EXTRACTED INFORMATION:
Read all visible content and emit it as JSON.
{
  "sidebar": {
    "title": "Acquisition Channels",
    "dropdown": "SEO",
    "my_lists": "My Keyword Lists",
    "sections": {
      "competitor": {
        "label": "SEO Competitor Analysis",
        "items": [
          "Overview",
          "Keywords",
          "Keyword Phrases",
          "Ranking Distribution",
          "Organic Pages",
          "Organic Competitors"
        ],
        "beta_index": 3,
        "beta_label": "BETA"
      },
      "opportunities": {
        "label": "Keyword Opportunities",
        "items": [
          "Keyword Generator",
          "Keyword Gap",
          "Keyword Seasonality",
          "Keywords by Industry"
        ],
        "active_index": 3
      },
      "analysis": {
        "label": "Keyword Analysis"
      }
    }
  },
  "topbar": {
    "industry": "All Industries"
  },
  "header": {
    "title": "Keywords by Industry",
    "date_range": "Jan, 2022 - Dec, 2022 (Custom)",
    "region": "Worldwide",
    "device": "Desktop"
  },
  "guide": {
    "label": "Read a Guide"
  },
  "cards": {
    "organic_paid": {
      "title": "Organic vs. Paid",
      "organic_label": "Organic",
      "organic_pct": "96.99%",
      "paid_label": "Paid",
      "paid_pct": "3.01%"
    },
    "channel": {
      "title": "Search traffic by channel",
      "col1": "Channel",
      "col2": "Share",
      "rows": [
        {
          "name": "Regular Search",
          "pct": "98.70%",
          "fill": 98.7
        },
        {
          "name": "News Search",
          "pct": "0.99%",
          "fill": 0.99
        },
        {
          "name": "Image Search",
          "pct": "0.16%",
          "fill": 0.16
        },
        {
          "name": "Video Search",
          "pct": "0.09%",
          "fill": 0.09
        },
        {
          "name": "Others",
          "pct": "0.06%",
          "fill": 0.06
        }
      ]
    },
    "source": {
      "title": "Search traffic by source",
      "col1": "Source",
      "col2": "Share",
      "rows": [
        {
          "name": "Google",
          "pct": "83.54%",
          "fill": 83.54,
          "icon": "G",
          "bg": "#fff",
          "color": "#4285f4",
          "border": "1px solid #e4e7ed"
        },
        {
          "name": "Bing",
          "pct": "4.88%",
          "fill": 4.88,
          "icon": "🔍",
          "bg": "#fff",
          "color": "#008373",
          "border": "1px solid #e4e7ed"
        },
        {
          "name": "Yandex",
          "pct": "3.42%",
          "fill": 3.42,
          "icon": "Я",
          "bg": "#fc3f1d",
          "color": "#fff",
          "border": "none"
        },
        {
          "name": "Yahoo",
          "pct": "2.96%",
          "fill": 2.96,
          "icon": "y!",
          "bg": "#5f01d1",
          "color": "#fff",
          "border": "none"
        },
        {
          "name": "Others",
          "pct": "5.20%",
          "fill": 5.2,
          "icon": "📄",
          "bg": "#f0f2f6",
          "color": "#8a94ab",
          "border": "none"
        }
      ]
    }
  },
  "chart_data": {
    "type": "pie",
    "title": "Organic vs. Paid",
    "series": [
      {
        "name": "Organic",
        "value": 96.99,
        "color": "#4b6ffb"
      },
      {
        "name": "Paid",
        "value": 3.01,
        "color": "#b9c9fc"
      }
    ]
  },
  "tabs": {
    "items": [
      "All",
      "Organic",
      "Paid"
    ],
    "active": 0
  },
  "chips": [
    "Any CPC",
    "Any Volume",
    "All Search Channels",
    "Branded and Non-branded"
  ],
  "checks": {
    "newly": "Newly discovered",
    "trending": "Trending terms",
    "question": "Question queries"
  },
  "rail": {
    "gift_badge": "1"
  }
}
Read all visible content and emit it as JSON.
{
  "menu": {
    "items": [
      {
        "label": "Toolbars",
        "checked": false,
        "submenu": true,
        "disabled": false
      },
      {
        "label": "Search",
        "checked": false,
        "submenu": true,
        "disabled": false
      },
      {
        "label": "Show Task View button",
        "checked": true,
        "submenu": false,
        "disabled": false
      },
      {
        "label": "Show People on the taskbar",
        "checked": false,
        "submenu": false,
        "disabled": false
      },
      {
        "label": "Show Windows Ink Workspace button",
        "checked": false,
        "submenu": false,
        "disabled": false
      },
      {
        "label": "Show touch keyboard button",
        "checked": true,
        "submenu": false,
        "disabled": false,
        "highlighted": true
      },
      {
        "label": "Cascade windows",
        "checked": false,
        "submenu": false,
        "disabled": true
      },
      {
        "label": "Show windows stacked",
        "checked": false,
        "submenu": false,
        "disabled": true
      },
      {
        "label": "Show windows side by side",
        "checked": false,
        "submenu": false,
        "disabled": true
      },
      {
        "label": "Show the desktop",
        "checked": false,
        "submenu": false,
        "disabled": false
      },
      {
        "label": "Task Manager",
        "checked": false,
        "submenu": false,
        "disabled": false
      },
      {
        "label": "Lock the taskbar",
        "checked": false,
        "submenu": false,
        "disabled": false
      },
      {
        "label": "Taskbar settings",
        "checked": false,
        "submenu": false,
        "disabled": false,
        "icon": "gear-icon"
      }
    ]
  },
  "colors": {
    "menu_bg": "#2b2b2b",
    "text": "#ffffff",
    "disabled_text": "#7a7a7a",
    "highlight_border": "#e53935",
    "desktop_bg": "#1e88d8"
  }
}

WORK INSTRUCTIONS: Every line of the data above should be copied exactly.

FULL SOLUTION:
Read all visible content and emit it as JSON.
{
  "sidebar": {
    "title": "Acquisition Channels",
    "dropdown": "SEO",
    "my_lists": "My Keyword Lists",
    "sections": {
      "competitor": {
        "label": "SEO Competitor Analysis",
        "items": [
          "Overview",
          "Keywords",
          "Keyword Phrases",
          "Ranking Distribution",
          "Organic Pages",
          "Organic Competitors"
        ],
        "beta_index": 3,
        "beta_label": "BETA"
      },
      "opportunities": {
        "label": "Keyword Opportunities",
        "items": [
          "Keyword Generator",
          "Keyword Gap",
          "Keyword Seasonality",
          "Keywords by Industry"
        ],
        "active_index": 3
      },
      "analysis": {
        "label": "Keyword Analysis"
      }
    }
  },
  "topbar": {
    "industry": "All Industries"
  },
  "header": {
    "title": "Keywords by Industry",
    "date_range": "Jan, 2022 - Dec, 2022 (Custom)",
    "region": "Worldwide",
    "device": "Desktop"
  },
  "guide": {
    "label": "Read a Guide"
  },
  "cards": {
    "organic_paid": {
      "title": "Organic vs. Paid",
      "organic_label": "Organic",
      "organic_pct": "96.99%",
      "paid_label": "Paid",
      "paid_pct": "3.01%"
    },
    "channel": {
      "title": "Search traffic by channel",
      "col1": "Channel",
      "col2": "Share",
      "rows": [
        {
          "name": "Regular Search",
          "pct": "98.70%",
          "fill": 98.7
        },
        {
          "name": "News Search",
          "pct": "0.99%",
          "fill": 0.99
        },
        {
          "name": "Image Search",
          "pct": "0.16%",
          "fill": 0.16
        },
        {
          "name": "Video Search",
          "pct": "0.09%",
          "fill": 0.09
        },
        {
          "name": "Others",
          "pct": "0.06%",
          "fill": 0.06
        }
      ]
    },
    "source": {
      "title": "Search traffic by source",
      "col1": "Source",
      "col2": "Share",
      "rows": [
        {
          "name": "Google",
          "pct": "83.54%",
          "fill": 83.54,
          "icon": "G",
          "bg": "#fff",
          "color": "#4285f4",
          "border": "1px solid #e4e7ed"
        },
        {
          "name": "Bing",
          "pct": "4.88%",
          "fill": 4.88,
          "icon": "🔍",
          "bg": "#fff",
          "color": "#008373",
          "border": "1px solid #e4e7ed"
        },
        {
          "name": "Yandex",
          "pct": "3.42%",
          "fill": 3.42,
          "icon": "Я",
          "bg": "#fc3f1d",
          "color": "#fff",
          "border": "none"
        },
        {
          "name": "Yahoo",
          "pct": "2.96%",
          "fill": 2.96,
          "icon": "y!",
          "bg": "#5f01d1",
          "color": "#fff",
          "border": "none"
        },
        {
          "name": "Others",
          "pct": "5.20%",
          "fill": 5.2,
          "icon": "📄",
          "bg": "#f0f2f6",
          "color": "#8a94ab",
          "border": "none"
        }
      ]
    }
  },
  "chart_data": {
    "type": "pie",
    "title": "Organic vs. Paid",
    "series": [
      {
        "name": "Organic",
        "value": 96.99,
        "color": "#4b6ffb"
      },
      {
        "name": "Paid",
        "value": 3.01,
        "color": "#b9c9fc"
      }
    ]
  },
  "tabs": {
    "items": [
      "All",
      "Organic",
      "Paid"
    ],
    "active": 0
  },
  "chips": [
    "Any CPC",
    "Any Volume",
    "All Search Channels",
    "Branded and Non-branded"
  ],
  "checks": {
    "newly": "Newly discovered",
    "trending": "Trending terms",
    "question": "Question queries"
  },
  "rail": {
    "gift_badge": "1"
  }
}
Read all visible content and emit it as JSON.
{
  "menu": {
    "items": [
      {
        "label": "Toolbars",
        "checked": false,
        "submenu": true,
        "disabled": false
      },
      {
        "label": "Search",
        "checked": false,
        "submenu": true,
        "disabled": false
      },
      {
        "label": "Show Task View button",
        "checked": true,
        "submenu": false,
        "disabled": false
      },
      {
        "label": "Show People on the taskbar",
        "checked": false,
        "submenu": false,
        "disabled": false
      },
      {
        "label": "Show Windows Ink Workspace button",
        "checked": false,
        "submenu": false,
        "disabled": false
      },
      {
        "label": "Show touch keyboard button",
        "checked": true,
        "submenu": false,
        "disabled": false,
        "highlighted": true
      },
      {
        "label": "Cascade windows",
        "checked": false,
        "submenu": false,
        "disabled": true
      },
      {
        "label": "Show windows stacked",
        "checked": false,
        "submenu": false,
        "disabled": true
      },
      {
        "label": "Show windows side by side",
        "checked": false,
        "submenu": false,
        "disabled": true
      },
      {
        "label": "Show the desktop",
        "checked": false,
        "submenu": false,
        "disabled": false
      },
      {
        "label": "Task Manager",
        "checked": false,
        "submenu": false,
        "disabled": false
      },
      {
        "label": "Lock the taskbar",
        "checked": false,
        "submenu": false,
        "disabled": false
      },
      {
        "label": "Taskbar settings",
        "checked": false,
        "submenu": false,
        "disabled": false,
        "icon": "gear-icon"
      }
    ]
  },
  "colors": {
    "menu_bg": "#2b2b2b",
    "text": "#ffffff",
    "disabled_text": "#7a7a7a",
    "highlight_border": "#e53935",
    "desktop_bg": "#1e88d8"
  }
}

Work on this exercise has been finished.